EXERCISE GOAL: Find the lines that contain the word "jaar" and copy each one.

Figure record extracts
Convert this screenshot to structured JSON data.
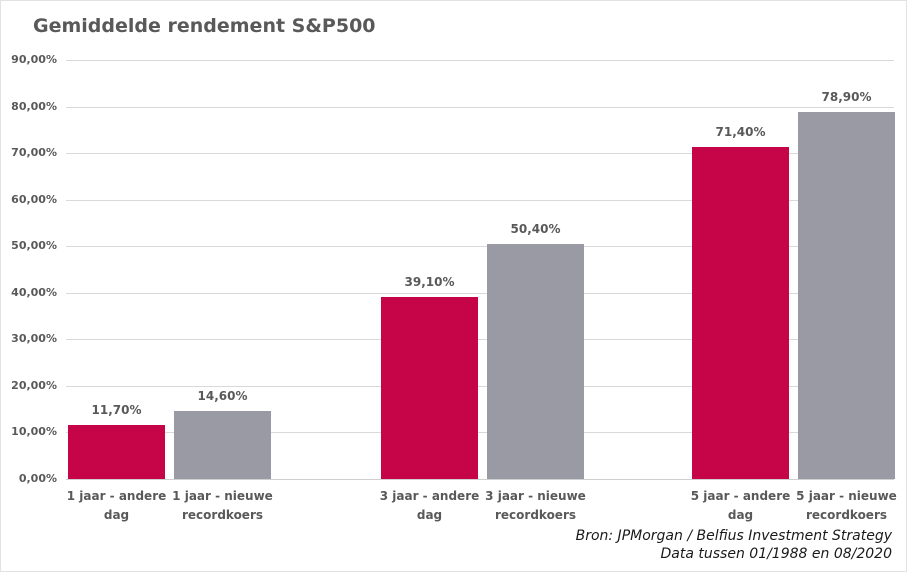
{
  "title": "Gemiddelde rendement S&P500",
  "source": {
    "line1": "Bron: JPMorgan / Belfius Investment Strategy",
    "line2": "Data tussen 01/1988 en 08/2020"
  },
  "colors": {
    "bar_red": "#c60549",
    "bar_gray": "#9a9aa4",
    "title_text": "#595959",
    "axis_text": "#595959",
    "gridline": "#d9d9d9",
    "source_text": "#1a1a1a",
    "background": "#ffffff"
  },
  "chart_data": {
    "type": "bar",
    "title": "Gemiddelde rendement S&P500",
    "categories": [
      "1 jaar - andere dag",
      "1 jaar - nieuwe recordkoers",
      "3 jaar - andere dag",
      "3 jaar - nieuwe recordkoers",
      "5 jaar - andere dag",
      "5 jaar - nieuwe recordkoers"
    ],
    "category_lines": [
      [
        "1 jaar - andere",
        "dag"
      ],
      [
        "1 jaar - nieuwe",
        "recordkoers"
      ],
      [
        "3 jaar - andere",
        "dag"
      ],
      [
        "3 jaar - nieuwe",
        "recordkoers"
      ],
      [
        "5 jaar - andere",
        "dag"
      ],
      [
        "5 jaar - nieuwe",
        "recordkoers"
      ]
    ],
    "values": [
      11.7,
      14.6,
      39.1,
      50.4,
      71.4,
      78.9
    ],
    "value_labels": [
      "11,70%",
      "14,60%",
      "39,10%",
      "50,40%",
      "71,40%",
      "78,90%"
    ],
    "bar_color_keys": [
      "bar_red",
      "bar_gray",
      "bar_red",
      "bar_gray",
      "bar_red",
      "bar_gray"
    ],
    "groups": [
      [
        0,
        1
      ],
      [
        2,
        3
      ],
      [
        4,
        5
      ]
    ],
    "xlabel": "",
    "ylabel": "",
    "ylim": [
      0,
      90
    ],
    "ytick_step": 10,
    "ytick_labels": [
      "0,00%",
      "10,00%",
      "20,00%",
      "30,00%",
      "40,00%",
      "50,00%",
      "60,00%",
      "70,00%",
      "80,00%",
      "90,00%"
    ],
    "grid": true,
    "legend_position": "none"
  }
}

EXERCISE OUTPUT:
      "1 jaar - andere dag",
      "1 jaar - nieuwe recordkoers",
      "3 jaar - andere dag",
      "3 jaar - nieuwe recordkoers",
      "5 jaar - andere dag",
      "5 jaar - nieuwe recordkoers"
        "1 jaar - andere",
        "1 jaar - nieuwe",
        "3 jaar - andere",
        "3 jaar - nieuwe",
        "5 jaar - andere",
        "5 jaar - nieuwe",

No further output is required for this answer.